Give only the number of lines in the records below that contain the word "化学方程式的定义".

===

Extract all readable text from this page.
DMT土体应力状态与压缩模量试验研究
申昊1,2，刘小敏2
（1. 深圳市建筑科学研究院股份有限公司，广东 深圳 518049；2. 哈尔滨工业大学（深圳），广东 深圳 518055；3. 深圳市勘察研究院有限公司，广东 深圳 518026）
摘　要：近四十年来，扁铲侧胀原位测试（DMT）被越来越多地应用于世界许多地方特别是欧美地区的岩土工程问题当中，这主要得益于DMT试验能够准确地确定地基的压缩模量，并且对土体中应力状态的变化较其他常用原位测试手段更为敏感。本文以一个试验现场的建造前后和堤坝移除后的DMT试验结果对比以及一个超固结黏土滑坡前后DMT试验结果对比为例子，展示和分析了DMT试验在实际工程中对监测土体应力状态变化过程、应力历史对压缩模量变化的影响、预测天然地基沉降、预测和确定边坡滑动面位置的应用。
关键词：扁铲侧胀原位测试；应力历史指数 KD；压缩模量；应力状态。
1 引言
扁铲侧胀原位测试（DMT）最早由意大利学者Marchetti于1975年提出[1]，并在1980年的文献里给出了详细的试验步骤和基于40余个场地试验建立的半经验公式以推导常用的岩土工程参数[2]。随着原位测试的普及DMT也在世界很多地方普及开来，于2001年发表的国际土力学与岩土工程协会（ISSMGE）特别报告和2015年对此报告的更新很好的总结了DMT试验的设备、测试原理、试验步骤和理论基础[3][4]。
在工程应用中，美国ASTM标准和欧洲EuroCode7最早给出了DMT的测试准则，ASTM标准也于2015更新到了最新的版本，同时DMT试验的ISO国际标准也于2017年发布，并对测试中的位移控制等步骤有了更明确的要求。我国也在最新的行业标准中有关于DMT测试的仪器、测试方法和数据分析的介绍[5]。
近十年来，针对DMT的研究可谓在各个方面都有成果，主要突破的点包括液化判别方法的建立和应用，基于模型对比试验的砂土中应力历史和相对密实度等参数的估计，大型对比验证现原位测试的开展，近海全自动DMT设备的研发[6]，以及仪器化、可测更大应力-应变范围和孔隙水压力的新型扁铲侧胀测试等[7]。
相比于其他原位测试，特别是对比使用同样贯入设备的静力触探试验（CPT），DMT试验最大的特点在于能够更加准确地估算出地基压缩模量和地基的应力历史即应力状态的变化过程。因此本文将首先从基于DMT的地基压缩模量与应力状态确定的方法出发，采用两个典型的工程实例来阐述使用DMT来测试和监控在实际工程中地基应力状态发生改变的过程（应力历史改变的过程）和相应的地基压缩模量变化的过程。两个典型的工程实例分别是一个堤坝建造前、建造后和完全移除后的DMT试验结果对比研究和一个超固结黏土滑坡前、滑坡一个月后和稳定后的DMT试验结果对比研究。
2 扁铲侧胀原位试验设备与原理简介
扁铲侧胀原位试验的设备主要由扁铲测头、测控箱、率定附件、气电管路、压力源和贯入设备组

===

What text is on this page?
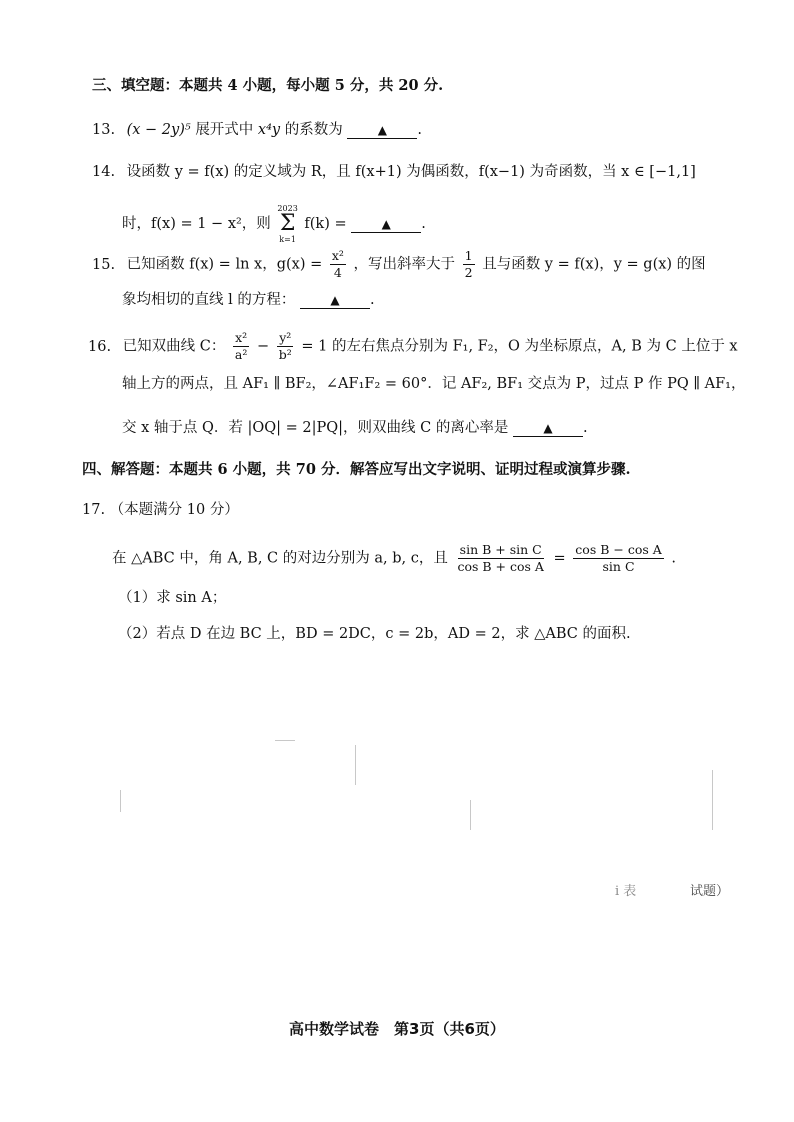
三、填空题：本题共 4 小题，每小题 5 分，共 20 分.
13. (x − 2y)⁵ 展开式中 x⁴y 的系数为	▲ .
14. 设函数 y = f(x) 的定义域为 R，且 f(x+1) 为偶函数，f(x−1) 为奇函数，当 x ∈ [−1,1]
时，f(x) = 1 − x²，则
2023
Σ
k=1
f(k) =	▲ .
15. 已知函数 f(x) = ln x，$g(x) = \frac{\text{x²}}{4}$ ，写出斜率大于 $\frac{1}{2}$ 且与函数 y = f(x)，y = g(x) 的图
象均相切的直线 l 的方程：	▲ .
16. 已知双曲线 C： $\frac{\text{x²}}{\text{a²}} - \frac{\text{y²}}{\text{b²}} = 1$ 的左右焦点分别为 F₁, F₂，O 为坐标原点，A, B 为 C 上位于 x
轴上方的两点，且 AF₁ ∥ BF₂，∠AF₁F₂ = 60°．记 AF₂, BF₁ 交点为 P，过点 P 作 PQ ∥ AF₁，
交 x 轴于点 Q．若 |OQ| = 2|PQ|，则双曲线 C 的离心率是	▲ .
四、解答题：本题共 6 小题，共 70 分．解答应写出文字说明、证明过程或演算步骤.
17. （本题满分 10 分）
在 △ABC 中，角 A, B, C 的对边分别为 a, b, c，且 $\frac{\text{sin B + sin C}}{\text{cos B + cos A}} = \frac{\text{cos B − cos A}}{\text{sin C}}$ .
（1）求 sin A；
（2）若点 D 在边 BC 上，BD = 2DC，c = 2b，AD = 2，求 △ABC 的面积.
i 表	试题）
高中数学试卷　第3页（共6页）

===

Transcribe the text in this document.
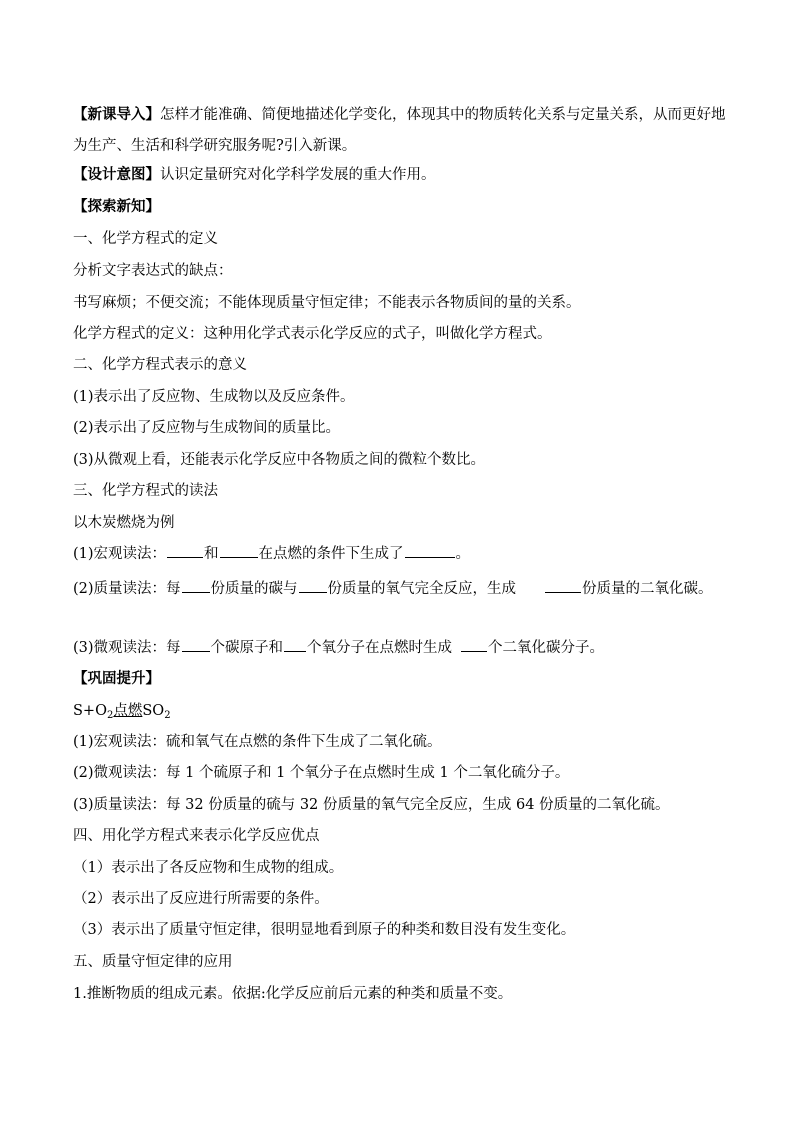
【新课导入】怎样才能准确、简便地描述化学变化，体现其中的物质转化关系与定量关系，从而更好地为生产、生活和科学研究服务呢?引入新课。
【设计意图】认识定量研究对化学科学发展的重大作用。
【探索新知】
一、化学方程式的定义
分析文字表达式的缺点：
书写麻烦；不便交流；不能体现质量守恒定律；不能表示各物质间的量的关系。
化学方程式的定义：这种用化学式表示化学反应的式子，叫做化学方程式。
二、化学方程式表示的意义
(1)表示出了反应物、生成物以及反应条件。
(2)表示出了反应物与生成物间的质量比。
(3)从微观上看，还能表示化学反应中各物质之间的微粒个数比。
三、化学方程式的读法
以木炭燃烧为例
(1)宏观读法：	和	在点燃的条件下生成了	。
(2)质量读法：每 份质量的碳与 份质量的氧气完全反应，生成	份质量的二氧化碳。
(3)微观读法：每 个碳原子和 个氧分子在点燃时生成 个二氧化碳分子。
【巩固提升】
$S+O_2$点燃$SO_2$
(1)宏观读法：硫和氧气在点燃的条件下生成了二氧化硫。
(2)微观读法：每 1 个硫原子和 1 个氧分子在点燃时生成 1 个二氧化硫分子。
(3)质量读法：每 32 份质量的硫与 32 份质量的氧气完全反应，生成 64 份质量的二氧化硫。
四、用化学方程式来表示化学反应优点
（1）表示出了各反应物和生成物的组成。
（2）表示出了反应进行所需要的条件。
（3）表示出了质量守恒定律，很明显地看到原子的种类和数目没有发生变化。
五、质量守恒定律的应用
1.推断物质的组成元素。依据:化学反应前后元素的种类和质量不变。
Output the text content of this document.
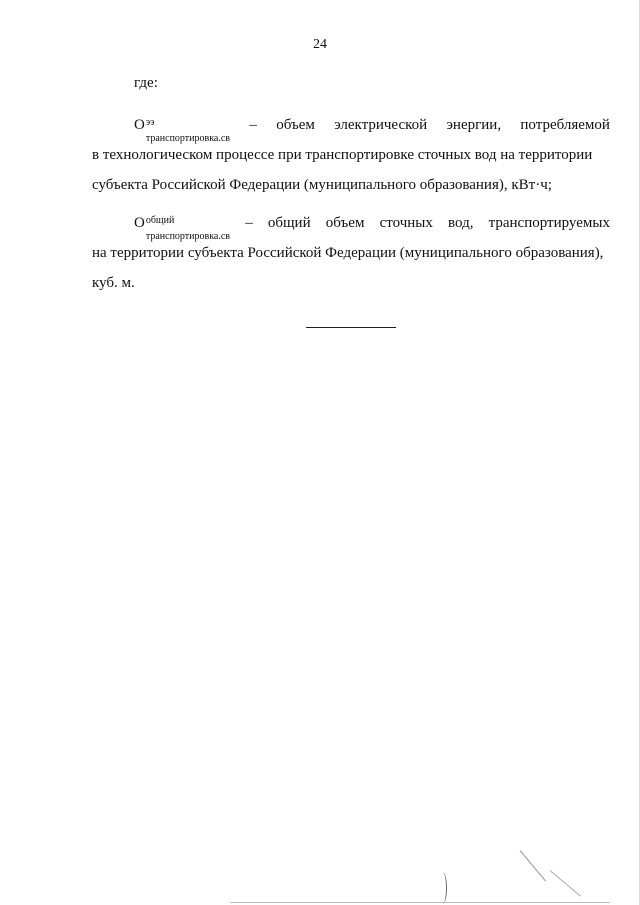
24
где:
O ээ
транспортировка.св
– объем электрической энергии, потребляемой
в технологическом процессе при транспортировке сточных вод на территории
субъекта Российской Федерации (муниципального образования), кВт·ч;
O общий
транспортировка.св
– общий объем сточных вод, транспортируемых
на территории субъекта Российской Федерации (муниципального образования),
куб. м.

===

◆ **COMPLETED TASK**:
2